> GIVEN TASK: Reproduce the passage of the structural break detection notebook starting at "# Structural Break" and ending at "the break boundary.", word for word.

> DOCUMENT EXCERPT:
++++++++++
# Structural Break Detection – Baseline with Feature Extraction & Gradient Boosting

This notebook develops a **first strong baseline** for the CrunchDAO Structural Break challenge:

1. Load raw training data (variable-length sequences).
2. Extract **summary statistics features** around the break boundary.
3. Save the extracted features for reuse.
4. Train a **HistGradientBoostingClassifier** with cross-validation & hyperparameter tuning.
5. Evaluate on hold-out set, report **ROC-AUC**.
6. Save model, CV results, and prediction probabilities.



In [4]:
import pandas as pd
from pathlib import Path
from scipy.stats import kurtosis, skew
from sklearn.model_selection import train_test_split
from sklearn.ensemble import HistGradientBoostingClassifier
from sklearn.metrics import roc_auc_score
from sklearn.model_selection import StratifiedKFold, GridSearchCV
from sklearn.utils.class_weight import compute_sample_weight
import joblib

# --- Rich features: robust stats + higher moments + FFT + wavelets ---
import numpy as np
import pandas as pd
from scipy.stats import skew, kurtosis
from numpy.fft import rfft
import pywt  # pip install PyWavelets


In [5]:
def _stats_robust(x):
    if x.size == 0:
        return {}
    q5, q10, q25, q50, q75, q90, q95 = np.percentile(x, [5, 10, 25, 50, 75, 90, 95])
    mad = np.median(np.abs(x - q50))  # Median Absolute Deviation
    return {
        "mean": np.mean(x), "std": np.std(x),
        "min": np.min(x),  "max": np.max(x),  "median": q50,
        "q5": q5, "q10": q10, "q25": q25, "q75": q75, "q90": q90, "q95": q95,
        "mad": mad, "skew": skew(x, bias=False) if x.size > 2 else 0.0, "kurt": kurtosis(x, fisher=True, bias=False) if x.size > 3 else 0.0,
        "rms": np.sqrt(np.mean(x**2)),  "ptp": np.ptp(x),  # peak-to-peak
    }

def _fft_energy_bands(x, n_bands=5):
    """Simple relative-band energies from power spectrum."""
    if x.size < 8:
        return {f"fft_band_{i}": 0.0 for i in range(n_bands)}
    spec = np.abs(rfft(x - np.mean(x)))**2
    spec = spec[1:]  # drop DC for energy ratios
    if spec.size == 0:
        return {f"fft_band_{i}": 0.0 for i in range(n_bands)}
    # split into equal bands
    bands = np.array_split(spec, n_bands)
    energies = np.array([b.sum() for b in bands], dtype=float)
    tot = energies.sum() + 1e-12
    return {f"fft_band_{i}": float(e/tot) for i, e in enumerate(energies)}

def _wavelet_energies(x, wavelet="db4", level=None):
    """Wavelet packet-ish: energy per scale from DWT coefficients."""
    if x.size < 8:
        return {}
    coeffs = pywt.wavedec(x - np.mean(x), wavelet=wavelet, level=level)
++++++++++
> MATERIAL:
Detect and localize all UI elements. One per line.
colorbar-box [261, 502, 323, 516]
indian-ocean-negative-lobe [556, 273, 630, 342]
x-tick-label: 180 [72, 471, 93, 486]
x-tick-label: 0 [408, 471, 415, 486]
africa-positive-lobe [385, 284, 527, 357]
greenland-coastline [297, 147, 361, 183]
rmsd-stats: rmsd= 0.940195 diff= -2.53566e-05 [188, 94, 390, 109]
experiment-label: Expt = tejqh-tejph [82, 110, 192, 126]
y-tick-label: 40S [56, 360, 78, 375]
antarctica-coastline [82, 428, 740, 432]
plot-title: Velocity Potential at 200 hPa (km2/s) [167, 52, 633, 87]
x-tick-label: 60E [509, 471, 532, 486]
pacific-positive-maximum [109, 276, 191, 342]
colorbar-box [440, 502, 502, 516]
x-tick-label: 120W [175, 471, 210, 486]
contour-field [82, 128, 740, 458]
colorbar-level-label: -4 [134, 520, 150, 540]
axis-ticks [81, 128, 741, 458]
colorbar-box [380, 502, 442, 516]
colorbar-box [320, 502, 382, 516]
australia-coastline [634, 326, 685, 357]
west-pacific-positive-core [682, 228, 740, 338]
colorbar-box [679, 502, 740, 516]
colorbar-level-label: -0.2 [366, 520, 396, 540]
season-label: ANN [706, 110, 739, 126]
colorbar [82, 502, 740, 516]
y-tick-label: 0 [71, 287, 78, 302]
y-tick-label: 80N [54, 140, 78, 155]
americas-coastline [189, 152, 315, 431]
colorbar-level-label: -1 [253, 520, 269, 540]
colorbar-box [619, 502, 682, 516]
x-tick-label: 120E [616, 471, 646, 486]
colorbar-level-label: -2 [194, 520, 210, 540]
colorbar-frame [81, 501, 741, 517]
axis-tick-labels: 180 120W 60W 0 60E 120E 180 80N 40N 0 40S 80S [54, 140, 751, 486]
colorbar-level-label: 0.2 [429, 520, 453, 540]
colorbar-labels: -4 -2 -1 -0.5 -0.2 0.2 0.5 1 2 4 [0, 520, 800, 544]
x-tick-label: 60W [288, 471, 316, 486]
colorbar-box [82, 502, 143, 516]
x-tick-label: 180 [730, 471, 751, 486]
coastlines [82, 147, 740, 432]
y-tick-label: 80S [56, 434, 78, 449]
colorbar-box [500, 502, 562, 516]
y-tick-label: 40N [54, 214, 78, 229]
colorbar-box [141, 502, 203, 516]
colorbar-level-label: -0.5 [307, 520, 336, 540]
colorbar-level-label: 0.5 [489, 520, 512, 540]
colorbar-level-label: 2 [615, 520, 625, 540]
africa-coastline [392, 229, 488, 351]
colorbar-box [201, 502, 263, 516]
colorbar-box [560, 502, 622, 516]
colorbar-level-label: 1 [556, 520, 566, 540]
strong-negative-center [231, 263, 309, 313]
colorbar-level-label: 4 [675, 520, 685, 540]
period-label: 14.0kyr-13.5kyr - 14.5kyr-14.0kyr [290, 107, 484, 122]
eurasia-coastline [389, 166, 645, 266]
++++++++++
> FULL OUTPUT:
# Structural Break Detection – Baseline with Feature Extraction & Gradient Boosting

This notebook develops a **first strong baseline** for the CrunchDAO Structural Break challenge:

1. Load raw training data (variable-length sequences).
2. Extract **summary statistics features** around the break boundary.